== Exercise requirements ==
Pull out every line in the data that has the string "target" in it.

** begin Entries supplied **

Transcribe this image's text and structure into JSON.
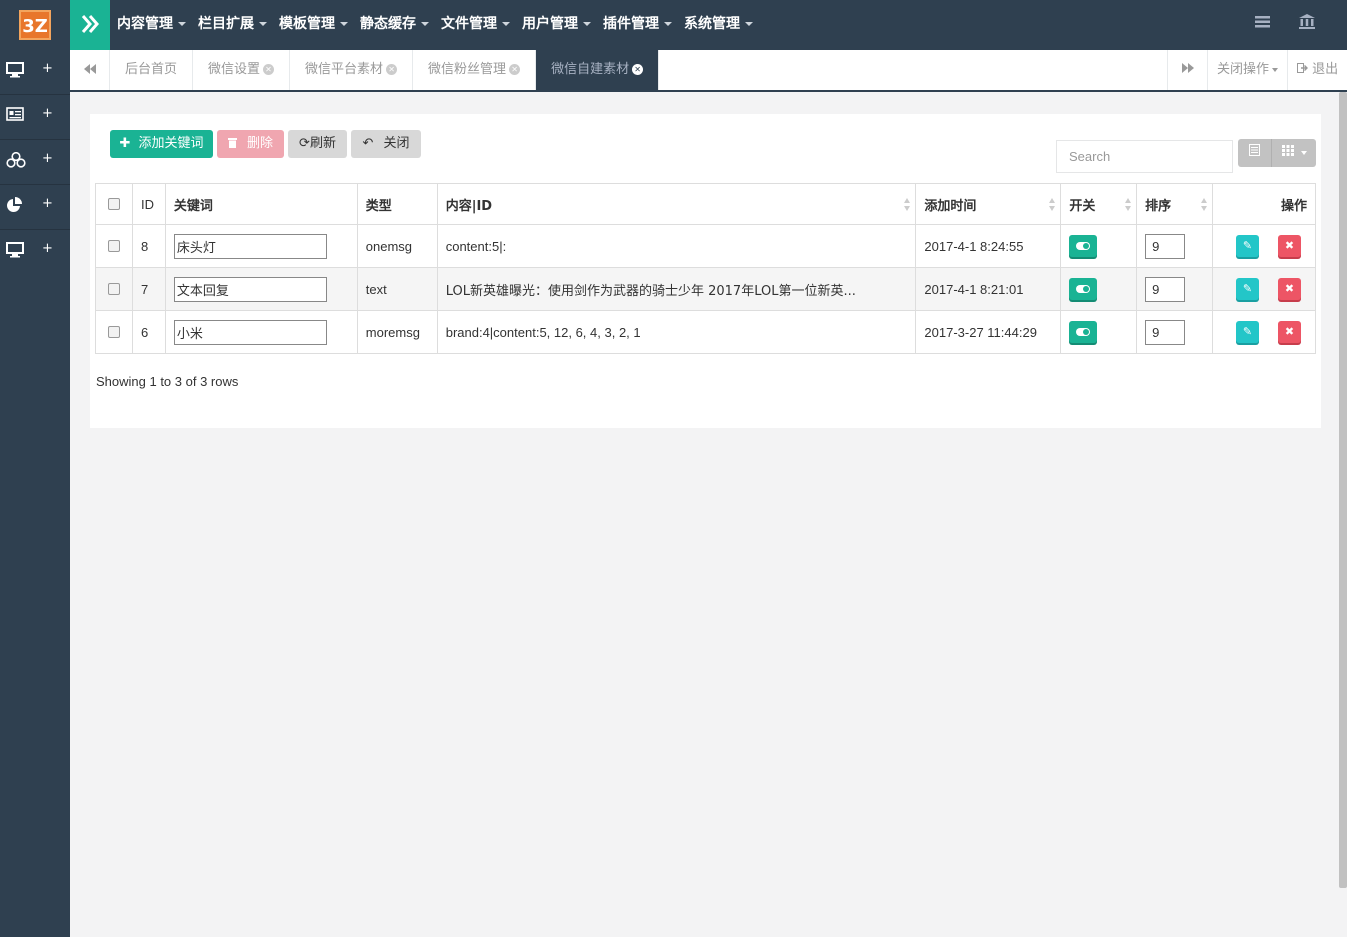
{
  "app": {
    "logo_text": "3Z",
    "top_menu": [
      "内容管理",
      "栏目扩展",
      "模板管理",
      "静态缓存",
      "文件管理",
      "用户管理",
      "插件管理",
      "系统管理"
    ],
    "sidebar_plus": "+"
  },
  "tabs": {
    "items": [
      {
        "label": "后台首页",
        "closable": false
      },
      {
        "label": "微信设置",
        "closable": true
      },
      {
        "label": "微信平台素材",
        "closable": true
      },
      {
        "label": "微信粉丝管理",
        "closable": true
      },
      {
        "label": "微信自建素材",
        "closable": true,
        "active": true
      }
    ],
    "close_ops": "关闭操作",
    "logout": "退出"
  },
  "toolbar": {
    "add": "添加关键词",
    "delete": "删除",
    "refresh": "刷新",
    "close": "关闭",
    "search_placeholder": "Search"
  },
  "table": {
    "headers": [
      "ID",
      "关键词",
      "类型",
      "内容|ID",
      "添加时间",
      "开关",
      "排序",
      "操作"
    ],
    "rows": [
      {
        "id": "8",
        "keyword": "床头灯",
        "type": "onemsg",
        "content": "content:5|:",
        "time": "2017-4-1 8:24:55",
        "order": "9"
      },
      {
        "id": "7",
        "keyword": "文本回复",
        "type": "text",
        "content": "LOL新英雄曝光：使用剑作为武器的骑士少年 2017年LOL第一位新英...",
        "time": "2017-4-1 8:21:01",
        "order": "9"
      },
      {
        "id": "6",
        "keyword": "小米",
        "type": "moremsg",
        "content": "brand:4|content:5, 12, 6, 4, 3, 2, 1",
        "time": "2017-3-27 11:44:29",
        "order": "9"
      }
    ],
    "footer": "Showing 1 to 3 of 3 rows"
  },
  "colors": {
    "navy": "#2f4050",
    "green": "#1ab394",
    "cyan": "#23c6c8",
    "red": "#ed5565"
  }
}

** end Entries supplied **
** begin Entries supplied **

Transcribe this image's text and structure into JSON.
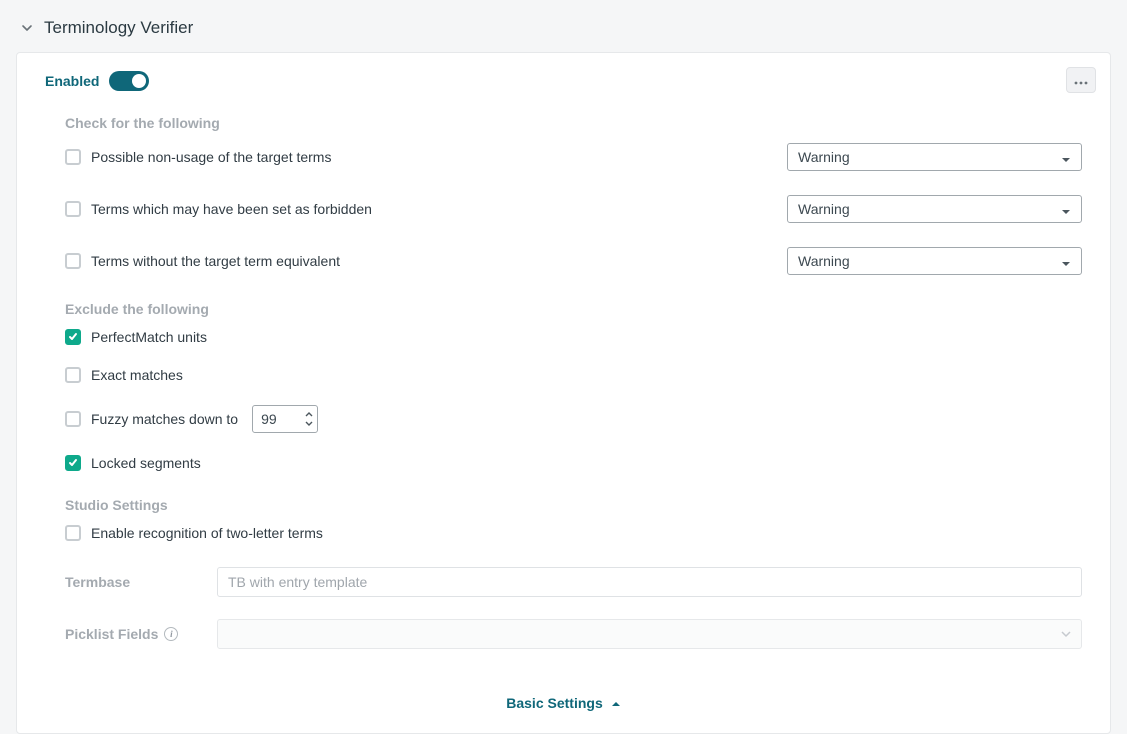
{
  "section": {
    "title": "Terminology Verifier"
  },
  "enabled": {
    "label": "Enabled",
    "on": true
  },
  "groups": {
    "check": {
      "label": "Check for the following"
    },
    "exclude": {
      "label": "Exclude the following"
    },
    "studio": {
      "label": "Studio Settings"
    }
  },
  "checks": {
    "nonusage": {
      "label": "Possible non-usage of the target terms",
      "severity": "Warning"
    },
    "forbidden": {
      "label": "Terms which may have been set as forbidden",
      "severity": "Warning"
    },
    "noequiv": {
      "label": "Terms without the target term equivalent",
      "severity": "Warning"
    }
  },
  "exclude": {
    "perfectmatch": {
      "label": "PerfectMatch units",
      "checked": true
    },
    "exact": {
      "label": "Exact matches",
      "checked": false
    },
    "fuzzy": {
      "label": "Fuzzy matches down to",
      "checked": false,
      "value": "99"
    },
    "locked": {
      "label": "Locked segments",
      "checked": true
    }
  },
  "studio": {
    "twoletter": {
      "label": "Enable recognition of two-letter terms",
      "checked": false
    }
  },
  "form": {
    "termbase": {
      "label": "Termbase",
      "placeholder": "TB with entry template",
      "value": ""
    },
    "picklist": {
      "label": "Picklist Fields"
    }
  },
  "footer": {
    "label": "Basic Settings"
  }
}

** end Entries supplied **

== Solution below ==
      "label": "Possible non-usage of the target terms",
      "label": "Terms without the target term equivalent",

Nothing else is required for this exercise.